EXERCISE DATA:
-- Begin --

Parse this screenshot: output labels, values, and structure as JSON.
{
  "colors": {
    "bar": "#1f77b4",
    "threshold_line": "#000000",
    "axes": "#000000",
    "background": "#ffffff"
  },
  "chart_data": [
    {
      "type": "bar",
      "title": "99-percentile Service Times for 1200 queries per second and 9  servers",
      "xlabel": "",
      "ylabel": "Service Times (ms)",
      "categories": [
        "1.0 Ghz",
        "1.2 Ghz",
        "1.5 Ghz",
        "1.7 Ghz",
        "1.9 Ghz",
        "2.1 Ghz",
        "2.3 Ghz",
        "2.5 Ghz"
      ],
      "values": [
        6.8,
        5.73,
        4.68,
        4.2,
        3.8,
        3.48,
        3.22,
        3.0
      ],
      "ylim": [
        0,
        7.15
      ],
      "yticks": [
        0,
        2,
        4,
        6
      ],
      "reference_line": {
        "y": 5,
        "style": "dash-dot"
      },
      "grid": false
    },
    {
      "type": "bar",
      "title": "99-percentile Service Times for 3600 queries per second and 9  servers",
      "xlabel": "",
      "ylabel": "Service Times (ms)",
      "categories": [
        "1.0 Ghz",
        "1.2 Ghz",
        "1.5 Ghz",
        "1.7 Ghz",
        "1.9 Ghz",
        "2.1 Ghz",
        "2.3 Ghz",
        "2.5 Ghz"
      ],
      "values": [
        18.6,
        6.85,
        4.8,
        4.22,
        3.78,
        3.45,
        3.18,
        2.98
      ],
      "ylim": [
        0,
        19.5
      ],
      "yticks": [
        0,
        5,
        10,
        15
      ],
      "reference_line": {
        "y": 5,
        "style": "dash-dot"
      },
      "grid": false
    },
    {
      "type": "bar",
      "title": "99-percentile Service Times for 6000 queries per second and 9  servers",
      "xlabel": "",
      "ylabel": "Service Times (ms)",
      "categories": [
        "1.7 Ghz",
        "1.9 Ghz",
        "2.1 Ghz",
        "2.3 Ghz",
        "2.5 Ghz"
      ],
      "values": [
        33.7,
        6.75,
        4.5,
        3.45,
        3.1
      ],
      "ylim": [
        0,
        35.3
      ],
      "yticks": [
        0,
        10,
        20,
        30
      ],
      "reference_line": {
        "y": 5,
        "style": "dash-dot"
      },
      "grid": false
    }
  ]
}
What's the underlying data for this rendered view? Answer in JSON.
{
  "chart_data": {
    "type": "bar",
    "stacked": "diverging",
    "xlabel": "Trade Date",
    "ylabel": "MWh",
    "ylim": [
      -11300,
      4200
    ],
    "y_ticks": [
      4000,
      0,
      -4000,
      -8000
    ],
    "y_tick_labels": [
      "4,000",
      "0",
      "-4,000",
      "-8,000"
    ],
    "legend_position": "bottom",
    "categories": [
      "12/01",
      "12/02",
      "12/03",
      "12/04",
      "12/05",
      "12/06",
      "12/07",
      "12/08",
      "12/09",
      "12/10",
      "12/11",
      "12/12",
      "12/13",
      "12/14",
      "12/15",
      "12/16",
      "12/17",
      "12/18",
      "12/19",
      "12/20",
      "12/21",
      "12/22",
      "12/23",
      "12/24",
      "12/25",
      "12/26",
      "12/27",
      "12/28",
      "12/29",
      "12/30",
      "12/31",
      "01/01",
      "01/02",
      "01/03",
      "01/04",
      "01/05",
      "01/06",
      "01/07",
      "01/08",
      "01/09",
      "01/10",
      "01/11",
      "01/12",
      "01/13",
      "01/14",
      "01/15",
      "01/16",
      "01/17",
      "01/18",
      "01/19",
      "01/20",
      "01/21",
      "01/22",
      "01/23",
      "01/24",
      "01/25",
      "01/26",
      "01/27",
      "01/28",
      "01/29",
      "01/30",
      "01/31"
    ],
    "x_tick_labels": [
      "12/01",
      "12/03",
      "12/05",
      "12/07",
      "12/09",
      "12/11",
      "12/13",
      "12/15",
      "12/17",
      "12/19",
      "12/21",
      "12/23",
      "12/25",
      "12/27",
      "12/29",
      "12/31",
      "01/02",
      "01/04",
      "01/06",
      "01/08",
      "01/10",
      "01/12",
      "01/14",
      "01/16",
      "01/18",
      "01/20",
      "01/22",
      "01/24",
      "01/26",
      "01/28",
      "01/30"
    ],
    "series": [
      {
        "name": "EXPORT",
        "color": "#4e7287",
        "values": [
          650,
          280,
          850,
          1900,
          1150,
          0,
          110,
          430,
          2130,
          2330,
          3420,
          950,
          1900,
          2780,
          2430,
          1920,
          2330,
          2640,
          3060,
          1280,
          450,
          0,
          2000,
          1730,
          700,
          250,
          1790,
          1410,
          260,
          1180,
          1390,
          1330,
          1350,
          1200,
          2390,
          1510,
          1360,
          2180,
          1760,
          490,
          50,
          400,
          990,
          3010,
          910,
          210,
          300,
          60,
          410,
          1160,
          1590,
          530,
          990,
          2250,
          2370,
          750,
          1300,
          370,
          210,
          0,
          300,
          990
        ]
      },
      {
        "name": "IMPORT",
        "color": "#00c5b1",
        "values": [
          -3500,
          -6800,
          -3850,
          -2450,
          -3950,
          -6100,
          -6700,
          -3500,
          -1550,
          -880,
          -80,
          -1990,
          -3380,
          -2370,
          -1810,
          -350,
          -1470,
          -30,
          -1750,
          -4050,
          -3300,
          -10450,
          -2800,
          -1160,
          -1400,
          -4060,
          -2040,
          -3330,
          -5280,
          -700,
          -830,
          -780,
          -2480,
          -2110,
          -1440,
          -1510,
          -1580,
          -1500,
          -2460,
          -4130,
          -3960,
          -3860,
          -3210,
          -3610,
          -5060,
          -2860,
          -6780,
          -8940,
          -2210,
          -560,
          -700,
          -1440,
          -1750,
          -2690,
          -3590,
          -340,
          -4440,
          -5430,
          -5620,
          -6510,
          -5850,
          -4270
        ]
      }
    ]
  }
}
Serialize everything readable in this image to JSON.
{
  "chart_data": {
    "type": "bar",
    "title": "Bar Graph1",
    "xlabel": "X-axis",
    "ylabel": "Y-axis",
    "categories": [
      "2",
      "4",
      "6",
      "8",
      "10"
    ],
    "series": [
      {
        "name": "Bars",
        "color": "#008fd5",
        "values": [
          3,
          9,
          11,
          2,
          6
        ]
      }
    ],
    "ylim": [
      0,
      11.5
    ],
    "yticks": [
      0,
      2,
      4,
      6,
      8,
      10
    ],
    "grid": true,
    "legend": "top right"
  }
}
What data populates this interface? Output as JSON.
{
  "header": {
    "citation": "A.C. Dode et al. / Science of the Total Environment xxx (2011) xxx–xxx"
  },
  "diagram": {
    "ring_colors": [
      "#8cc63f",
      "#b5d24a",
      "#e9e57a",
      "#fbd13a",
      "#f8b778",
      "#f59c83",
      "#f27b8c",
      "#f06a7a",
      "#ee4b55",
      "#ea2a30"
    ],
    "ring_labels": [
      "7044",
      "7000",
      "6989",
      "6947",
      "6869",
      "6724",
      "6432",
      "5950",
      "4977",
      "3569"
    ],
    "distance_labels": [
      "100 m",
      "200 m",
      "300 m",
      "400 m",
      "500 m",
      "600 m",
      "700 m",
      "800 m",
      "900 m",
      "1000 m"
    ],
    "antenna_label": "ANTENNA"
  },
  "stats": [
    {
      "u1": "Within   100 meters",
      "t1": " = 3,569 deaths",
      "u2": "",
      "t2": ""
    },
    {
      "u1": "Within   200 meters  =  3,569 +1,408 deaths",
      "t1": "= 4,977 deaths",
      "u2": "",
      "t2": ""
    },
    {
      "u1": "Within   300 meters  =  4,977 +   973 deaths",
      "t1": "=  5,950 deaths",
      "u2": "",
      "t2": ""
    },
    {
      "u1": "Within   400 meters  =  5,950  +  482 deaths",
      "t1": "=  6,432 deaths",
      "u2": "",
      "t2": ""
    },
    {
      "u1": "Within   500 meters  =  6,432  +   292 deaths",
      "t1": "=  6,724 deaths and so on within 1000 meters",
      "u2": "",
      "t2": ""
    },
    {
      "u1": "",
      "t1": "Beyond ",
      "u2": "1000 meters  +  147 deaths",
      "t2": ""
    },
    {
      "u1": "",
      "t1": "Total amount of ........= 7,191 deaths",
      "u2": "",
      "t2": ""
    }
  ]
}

-- End --

EXERCISE DETAILS:
Extract each line from the listing that holds the word "queries".

SOLUTION FOR THIS EXERCISE:
      "title": "99-percentile Service Times for 1200 queries per second and 9  servers",
      "title": "99-percentile Service Times for 3600 queries per second and 9  servers",
      "title": "99-percentile Service Times for 6000 queries per second and 9  servers",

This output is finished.